▶ YOUR ASSIGNMENT: What you return must be every line below that includes the word "huyết".

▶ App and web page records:
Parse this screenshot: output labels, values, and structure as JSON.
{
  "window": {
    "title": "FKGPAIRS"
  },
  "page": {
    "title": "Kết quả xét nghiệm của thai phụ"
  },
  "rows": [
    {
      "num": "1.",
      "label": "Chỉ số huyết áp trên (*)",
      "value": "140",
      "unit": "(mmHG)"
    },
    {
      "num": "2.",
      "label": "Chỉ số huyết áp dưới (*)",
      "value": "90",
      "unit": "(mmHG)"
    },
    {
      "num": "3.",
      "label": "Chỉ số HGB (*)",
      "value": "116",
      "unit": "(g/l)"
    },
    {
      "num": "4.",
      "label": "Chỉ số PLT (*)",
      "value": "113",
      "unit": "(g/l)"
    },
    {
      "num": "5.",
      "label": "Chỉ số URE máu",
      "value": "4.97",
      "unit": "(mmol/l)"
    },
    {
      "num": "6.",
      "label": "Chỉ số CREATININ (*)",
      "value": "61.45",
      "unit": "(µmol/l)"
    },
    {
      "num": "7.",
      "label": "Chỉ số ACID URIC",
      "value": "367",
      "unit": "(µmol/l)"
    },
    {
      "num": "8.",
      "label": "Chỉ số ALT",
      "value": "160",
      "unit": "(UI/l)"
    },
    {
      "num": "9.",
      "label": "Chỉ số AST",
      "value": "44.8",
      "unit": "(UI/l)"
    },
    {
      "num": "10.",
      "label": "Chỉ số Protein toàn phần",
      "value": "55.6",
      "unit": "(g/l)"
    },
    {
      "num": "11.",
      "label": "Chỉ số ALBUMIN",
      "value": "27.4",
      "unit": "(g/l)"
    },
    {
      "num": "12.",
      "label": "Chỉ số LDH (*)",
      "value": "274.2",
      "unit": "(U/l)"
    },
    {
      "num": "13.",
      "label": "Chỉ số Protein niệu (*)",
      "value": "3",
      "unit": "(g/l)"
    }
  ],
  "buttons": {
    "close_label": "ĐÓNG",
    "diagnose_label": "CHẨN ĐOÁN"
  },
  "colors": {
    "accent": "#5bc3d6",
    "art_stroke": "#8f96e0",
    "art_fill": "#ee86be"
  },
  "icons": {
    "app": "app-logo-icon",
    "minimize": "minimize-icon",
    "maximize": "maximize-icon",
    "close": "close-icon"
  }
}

▶ TASK OUTPUT:
      "label": "Chỉ số huyết áp trên (*)",
      "label": "Chỉ số huyết áp dưới (*)",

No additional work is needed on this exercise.